| Exercise instructions |
Your task is to reproduce the entries below word for word.

── Listed records ──

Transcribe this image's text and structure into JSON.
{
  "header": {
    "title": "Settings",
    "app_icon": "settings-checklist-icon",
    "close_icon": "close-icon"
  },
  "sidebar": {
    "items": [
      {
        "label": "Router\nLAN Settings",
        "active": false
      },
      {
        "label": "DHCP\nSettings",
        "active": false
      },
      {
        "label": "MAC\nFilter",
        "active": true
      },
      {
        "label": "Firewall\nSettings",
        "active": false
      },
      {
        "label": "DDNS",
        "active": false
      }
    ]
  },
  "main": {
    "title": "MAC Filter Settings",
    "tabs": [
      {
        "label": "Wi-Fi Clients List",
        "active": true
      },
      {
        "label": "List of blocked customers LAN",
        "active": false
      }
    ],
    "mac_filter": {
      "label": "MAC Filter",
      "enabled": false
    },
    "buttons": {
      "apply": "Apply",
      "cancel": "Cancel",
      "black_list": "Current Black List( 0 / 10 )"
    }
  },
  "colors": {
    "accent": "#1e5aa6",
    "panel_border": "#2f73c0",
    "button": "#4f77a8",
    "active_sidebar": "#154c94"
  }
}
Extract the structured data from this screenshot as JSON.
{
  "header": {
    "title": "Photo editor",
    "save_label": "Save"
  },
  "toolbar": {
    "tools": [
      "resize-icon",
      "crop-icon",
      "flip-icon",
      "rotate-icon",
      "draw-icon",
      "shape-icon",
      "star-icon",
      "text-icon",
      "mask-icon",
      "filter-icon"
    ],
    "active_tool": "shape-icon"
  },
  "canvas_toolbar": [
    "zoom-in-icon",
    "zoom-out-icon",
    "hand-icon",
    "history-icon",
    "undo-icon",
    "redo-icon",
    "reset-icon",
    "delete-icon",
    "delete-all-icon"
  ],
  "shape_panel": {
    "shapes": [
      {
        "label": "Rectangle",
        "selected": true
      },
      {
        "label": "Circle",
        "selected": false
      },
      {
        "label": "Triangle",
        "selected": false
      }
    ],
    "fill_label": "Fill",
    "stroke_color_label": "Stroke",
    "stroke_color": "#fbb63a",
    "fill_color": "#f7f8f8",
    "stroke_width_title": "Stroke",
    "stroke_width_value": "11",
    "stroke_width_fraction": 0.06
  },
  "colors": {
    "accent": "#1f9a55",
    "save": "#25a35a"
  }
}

───

| Reply |
Transcribe this image's text and structure into JSON.
{
  "header": {
    "title": "Settings",
    "app_icon": "settings-checklist-icon",
    "close_icon": "close-icon"
  },
  "sidebar": {
    "items": [
      {
        "label": "Router\nLAN Settings",
        "active": false
      },
      {
        "label": "DHCP\nSettings",
        "active": false
      },
      {
        "label": "MAC\nFilter",
        "active": true
      },
      {
        "label": "Firewall\nSettings",
        "active": false
      },
      {
        "label": "DDNS",
        "active": false
      }
    ]
  },
  "main": {
    "title": "MAC Filter Settings",
    "tabs": [
      {
        "label": "Wi-Fi Clients List",
        "active": true
      },
      {
        "label": "List of blocked customers LAN",
        "active": false
      }
    ],
    "mac_filter": {
      "label": "MAC Filter",
      "enabled": false
    },
    "buttons": {
      "apply": "Apply",
      "cancel": "Cancel",
      "black_list": "Current Black List( 0 / 10 )"
    }
  },
  "colors": {
    "accent": "#1e5aa6",
    "panel_border": "#2f73c0",
    "button": "#4f77a8",
    "active_sidebar": "#154c94"
  }
}
Extract the structured data from this screenshot as JSON.
{
  "header": {
    "title": "Photo editor",
    "save_label": "Save"
  },
  "toolbar": {
    "tools": [
      "resize-icon",
      "crop-icon",
      "flip-icon",
      "rotate-icon",
      "draw-icon",
      "shape-icon",
      "star-icon",
      "text-icon",
      "mask-icon",
      "filter-icon"
    ],
    "active_tool": "shape-icon"
  },
  "canvas_toolbar": [
    "zoom-in-icon",
    "zoom-out-icon",
    "hand-icon",
    "history-icon",
    "undo-icon",
    "redo-icon",
    "reset-icon",
    "delete-icon",
    "delete-all-icon"
  ],
  "shape_panel": {
    "shapes": [
      {
        "label": "Rectangle",
        "selected": true
      },
      {
        "label": "Circle",
        "selected": false
      },
      {
        "label": "Triangle",
        "selected": false
      }
    ],
    "fill_label": "Fill",
    "stroke_color_label": "Stroke",
    "stroke_color": "#fbb63a",
    "fill_color": "#f7f8f8",
    "stroke_width_title": "Stroke",
    "stroke_width_value": "11",
    "stroke_width_fraction": 0.06
  },
  "colors": {
    "accent": "#1f9a55",
    "save": "#25a35a"
  }
}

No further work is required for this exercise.